-- Begin Records provided --
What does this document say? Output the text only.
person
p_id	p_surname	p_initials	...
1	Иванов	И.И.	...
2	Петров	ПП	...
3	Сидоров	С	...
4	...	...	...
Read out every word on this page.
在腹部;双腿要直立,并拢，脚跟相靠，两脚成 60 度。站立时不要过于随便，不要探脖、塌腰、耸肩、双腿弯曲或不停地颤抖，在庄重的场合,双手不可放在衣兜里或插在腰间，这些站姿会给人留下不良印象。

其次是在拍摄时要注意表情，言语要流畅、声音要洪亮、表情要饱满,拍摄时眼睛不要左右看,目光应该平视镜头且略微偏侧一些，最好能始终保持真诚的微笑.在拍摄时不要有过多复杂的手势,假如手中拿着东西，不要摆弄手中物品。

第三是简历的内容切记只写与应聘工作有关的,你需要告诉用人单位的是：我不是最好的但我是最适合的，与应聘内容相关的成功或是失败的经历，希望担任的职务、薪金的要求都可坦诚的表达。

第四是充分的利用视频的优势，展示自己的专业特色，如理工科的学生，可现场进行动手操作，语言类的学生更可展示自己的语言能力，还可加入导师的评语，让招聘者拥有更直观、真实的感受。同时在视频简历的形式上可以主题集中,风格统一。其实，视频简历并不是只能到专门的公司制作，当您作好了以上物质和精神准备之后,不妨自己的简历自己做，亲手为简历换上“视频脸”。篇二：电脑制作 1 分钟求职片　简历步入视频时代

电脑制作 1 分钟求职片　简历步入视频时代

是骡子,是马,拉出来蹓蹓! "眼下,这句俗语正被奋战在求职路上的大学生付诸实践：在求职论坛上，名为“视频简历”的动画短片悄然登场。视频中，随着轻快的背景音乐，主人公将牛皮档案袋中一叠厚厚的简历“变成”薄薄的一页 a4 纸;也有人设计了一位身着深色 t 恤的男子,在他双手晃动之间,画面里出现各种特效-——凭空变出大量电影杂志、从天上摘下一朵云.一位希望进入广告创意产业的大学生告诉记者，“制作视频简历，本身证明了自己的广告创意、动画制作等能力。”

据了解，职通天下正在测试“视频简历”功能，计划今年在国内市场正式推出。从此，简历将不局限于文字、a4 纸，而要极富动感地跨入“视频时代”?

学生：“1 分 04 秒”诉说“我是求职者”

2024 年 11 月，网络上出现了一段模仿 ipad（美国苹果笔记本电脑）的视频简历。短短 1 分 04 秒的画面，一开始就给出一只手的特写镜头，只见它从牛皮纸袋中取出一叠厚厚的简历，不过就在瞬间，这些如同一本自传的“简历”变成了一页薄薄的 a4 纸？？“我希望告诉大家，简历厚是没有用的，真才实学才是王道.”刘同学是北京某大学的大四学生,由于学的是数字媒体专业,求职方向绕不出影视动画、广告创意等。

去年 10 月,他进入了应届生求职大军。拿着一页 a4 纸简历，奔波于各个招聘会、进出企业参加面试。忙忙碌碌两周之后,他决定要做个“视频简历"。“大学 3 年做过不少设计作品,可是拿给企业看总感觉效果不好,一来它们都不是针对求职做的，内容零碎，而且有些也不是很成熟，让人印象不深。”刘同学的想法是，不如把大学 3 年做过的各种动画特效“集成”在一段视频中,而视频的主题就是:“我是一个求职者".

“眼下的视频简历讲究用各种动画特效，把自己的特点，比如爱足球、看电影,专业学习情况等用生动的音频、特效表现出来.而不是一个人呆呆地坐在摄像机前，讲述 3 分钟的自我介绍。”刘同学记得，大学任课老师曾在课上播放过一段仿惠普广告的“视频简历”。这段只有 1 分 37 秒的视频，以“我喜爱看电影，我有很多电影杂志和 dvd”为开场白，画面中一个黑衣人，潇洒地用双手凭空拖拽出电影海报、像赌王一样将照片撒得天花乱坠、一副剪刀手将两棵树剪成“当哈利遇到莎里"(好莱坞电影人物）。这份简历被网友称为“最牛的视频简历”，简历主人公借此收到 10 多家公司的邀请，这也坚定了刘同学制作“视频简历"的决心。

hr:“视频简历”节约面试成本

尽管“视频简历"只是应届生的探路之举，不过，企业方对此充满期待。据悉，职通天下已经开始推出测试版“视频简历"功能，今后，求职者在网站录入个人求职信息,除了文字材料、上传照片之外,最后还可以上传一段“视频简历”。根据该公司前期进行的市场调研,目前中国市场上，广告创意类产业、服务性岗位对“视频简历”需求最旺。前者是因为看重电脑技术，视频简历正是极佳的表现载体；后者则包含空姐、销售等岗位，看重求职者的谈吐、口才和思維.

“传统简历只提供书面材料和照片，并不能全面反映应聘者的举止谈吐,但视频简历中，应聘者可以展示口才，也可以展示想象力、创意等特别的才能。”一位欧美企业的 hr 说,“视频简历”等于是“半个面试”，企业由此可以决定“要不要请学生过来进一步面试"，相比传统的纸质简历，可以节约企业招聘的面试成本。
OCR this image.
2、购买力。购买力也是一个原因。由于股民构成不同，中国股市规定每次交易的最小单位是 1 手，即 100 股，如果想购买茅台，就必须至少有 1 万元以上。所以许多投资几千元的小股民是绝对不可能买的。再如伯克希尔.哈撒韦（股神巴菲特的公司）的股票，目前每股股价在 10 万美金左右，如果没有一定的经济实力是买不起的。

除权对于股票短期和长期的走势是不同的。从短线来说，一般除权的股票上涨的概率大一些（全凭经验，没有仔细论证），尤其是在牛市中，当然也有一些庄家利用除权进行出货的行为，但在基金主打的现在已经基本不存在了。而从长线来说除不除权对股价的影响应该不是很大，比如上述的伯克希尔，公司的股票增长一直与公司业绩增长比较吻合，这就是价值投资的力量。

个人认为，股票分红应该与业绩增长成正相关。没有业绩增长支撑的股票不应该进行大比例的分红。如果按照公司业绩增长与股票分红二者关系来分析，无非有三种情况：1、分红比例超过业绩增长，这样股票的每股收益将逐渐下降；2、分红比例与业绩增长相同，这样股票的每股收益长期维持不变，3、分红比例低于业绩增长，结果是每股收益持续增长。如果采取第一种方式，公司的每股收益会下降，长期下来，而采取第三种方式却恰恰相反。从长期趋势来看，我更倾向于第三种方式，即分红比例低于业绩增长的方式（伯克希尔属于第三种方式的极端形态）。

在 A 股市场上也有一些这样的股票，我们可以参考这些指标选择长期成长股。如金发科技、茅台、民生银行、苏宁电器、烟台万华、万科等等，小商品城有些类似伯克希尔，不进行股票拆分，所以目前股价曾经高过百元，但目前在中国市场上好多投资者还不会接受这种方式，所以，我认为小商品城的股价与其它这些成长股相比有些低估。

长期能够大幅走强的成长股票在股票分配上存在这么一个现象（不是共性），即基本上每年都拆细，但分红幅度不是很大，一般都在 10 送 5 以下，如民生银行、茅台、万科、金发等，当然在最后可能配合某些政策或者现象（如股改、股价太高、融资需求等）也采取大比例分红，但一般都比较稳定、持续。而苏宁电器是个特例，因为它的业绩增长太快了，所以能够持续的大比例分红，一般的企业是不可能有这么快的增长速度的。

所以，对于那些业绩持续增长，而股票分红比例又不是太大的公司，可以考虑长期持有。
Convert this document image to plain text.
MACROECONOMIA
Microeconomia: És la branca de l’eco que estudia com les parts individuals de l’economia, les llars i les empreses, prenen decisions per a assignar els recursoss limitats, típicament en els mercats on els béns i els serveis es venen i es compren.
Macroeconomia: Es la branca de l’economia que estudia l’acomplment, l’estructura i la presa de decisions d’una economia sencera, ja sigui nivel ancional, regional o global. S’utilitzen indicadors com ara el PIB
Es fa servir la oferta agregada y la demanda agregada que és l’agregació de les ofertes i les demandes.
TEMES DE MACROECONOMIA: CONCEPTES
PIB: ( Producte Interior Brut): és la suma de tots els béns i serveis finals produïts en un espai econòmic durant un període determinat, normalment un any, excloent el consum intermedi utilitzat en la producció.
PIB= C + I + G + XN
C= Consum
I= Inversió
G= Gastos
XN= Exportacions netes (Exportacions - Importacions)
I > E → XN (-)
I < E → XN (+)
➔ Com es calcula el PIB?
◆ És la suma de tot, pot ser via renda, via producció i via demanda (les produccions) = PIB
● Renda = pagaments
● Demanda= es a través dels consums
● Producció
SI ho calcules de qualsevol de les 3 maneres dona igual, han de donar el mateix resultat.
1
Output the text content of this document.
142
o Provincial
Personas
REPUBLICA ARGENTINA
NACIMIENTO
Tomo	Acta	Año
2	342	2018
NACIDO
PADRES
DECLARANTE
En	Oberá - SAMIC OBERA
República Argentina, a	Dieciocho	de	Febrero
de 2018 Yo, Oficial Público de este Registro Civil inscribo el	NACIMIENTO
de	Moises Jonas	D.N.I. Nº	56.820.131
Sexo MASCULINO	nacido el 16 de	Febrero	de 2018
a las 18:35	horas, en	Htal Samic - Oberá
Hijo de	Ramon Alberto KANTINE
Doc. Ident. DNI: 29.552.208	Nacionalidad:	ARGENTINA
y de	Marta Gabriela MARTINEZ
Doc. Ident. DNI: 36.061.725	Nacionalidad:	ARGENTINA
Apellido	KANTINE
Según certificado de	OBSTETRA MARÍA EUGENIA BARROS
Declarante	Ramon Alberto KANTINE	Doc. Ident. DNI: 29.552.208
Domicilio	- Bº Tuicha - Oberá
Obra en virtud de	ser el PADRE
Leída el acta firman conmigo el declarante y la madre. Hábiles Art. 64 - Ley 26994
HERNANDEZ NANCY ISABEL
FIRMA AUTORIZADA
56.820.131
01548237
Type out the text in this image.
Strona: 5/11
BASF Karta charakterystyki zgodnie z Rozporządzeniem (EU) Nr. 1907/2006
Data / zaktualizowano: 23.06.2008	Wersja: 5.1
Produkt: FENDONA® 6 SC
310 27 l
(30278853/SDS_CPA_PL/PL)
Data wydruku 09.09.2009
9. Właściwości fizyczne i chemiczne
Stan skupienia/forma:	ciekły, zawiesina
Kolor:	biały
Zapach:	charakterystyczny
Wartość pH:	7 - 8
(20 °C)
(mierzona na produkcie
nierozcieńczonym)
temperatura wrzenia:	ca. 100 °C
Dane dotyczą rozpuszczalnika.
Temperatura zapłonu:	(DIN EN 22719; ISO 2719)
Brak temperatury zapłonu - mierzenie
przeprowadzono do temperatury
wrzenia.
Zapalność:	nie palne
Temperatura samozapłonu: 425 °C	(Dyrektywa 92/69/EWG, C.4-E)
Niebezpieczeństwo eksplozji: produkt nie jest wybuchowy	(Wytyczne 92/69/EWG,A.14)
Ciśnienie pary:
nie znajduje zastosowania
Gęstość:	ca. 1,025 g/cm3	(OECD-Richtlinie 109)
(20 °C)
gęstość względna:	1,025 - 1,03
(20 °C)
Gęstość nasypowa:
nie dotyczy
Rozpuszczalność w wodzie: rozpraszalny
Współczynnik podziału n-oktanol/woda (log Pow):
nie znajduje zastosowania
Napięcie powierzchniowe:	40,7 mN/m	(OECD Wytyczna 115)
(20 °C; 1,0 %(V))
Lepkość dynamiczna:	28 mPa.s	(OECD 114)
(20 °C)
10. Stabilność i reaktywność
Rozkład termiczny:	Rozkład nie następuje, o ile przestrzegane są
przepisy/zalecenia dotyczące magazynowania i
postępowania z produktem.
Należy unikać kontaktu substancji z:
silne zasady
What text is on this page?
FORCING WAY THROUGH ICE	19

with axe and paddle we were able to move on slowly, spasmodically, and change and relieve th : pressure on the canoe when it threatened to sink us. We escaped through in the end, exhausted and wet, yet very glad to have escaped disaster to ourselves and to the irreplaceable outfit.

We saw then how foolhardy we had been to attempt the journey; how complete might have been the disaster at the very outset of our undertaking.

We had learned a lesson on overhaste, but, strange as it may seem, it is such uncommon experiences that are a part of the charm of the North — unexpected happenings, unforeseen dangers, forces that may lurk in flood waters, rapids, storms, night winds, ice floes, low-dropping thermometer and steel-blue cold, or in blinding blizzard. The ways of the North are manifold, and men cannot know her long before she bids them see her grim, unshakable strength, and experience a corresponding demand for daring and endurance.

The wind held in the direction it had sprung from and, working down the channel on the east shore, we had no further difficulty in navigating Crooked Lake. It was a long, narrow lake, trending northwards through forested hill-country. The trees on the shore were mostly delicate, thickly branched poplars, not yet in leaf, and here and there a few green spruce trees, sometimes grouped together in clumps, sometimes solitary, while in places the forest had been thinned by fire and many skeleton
-- End Records provided --
■ Problem
Report how many lines contain "Data". Give nothing but the number.

■ Problem solution
2